--- Start of RECORDS SUPPLIED ---

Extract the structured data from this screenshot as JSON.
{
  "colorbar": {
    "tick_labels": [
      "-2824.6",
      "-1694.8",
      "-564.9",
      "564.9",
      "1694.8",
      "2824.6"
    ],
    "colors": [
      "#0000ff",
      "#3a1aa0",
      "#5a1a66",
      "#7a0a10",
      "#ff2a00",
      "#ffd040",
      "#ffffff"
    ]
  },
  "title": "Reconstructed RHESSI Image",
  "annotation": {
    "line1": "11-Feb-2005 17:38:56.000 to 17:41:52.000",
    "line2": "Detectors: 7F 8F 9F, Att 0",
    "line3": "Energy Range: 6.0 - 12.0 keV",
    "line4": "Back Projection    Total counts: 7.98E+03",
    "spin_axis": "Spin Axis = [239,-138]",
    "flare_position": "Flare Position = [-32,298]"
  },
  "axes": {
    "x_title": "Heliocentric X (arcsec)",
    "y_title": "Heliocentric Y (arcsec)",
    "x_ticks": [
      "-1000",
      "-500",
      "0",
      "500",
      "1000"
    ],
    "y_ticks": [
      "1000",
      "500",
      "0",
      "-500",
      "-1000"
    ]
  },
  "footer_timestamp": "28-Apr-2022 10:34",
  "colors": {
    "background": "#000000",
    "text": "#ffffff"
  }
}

--- End of RECORDS SUPPLIED ---

EXERCISE INSTRUCTIONS
Copy each line of the data exactly, leaving nothing out.

EXERCISE ANSWER
Extract the structured data from this screenshot as JSON.
{
  "colorbar": {
    "tick_labels": [
      "-2824.6",
      "-1694.8",
      "-564.9",
      "564.9",
      "1694.8",
      "2824.6"
    ],
    "colors": [
      "#0000ff",
      "#3a1aa0",
      "#5a1a66",
      "#7a0a10",
      "#ff2a00",
      "#ffd040",
      "#ffffff"
    ]
  },
  "title": "Reconstructed RHESSI Image",
  "annotation": {
    "line1": "11-Feb-2005 17:38:56.000 to 17:41:52.000",
    "line2": "Detectors: 7F 8F 9F, Att 0",
    "line3": "Energy Range: 6.0 - 12.0 keV",
    "line4": "Back Projection    Total counts: 7.98E+03",
    "spin_axis": "Spin Axis = [239,-138]",
    "flare_position": "Flare Position = [-32,298]"
  },
  "axes": {
    "x_title": "Heliocentric X (arcsec)",
    "y_title": "Heliocentric Y (arcsec)",
    "x_ticks": [
      "-1000",
      "-500",
      "0",
      "500",
      "1000"
    ],
    "y_ticks": [
      "1000",
      "500",
      "0",
      "-500",
      "-1000"
    ]
  },
  "footer_timestamp": "28-Apr-2022 10:34",
  "colors": {
    "background": "#000000",
    "text": "#ffffff"
  }
}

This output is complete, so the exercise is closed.